◆ Required task ◆
For the copy, please give all of the data again exactly and leave the pictures out.

◆ Material ◆

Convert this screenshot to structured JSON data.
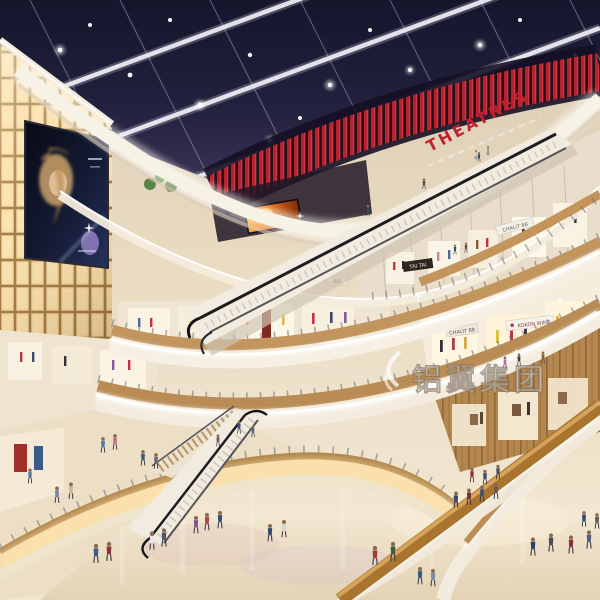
{
  "scene": {
    "kind": "shopping-mall-atrium-rendering",
    "signs": {
      "theatres": "THEATRES",
      "tai_tai": "TAI TAI",
      "chalit_88": "CHALIT 88",
      "kokon_wing": "KOKON WING",
      "aja": "AJA"
    },
    "watermark": {
      "text": "铝翼集团"
    },
    "palette": {
      "skylight_navy": "#1f1f3b",
      "beam_white": "#eceaf2",
      "theatre_red": "#bc2330",
      "glow_panel_amber": "#f6d69c",
      "wood_rail": "#b98c55",
      "fascia_white": "#f5efe3",
      "floor_beige": "#eee1c9",
      "led_screen_orange": "#e06a1a",
      "ad_night_blue": "#141a33"
    }
  }
}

◆ Exercise result ◆
Convert this screenshot to structured JSON data.
{
  "scene": {
    "kind": "shopping-mall-atrium-rendering",
    "signs": {
      "theatres": "THEATRES",
      "tai_tai": "TAI TAI",
      "chalit_88": "CHALIT 88",
      "kokon_wing": "KOKON WING",
      "aja": "AJA"
    },
    "watermark": {
      "text": "铝翼集团"
    },
    "palette": {
      "skylight_navy": "#1f1f3b",
      "beam_white": "#eceaf2",
      "theatre_red": "#bc2330",
      "glow_panel_amber": "#f6d69c",
      "wood_rail": "#b98c55",
      "fascia_white": "#f5efe3",
      "floor_beige": "#eee1c9",
      "led_screen_orange": "#e06a1a",
      "ad_night_blue": "#141a33"
    }
  }
}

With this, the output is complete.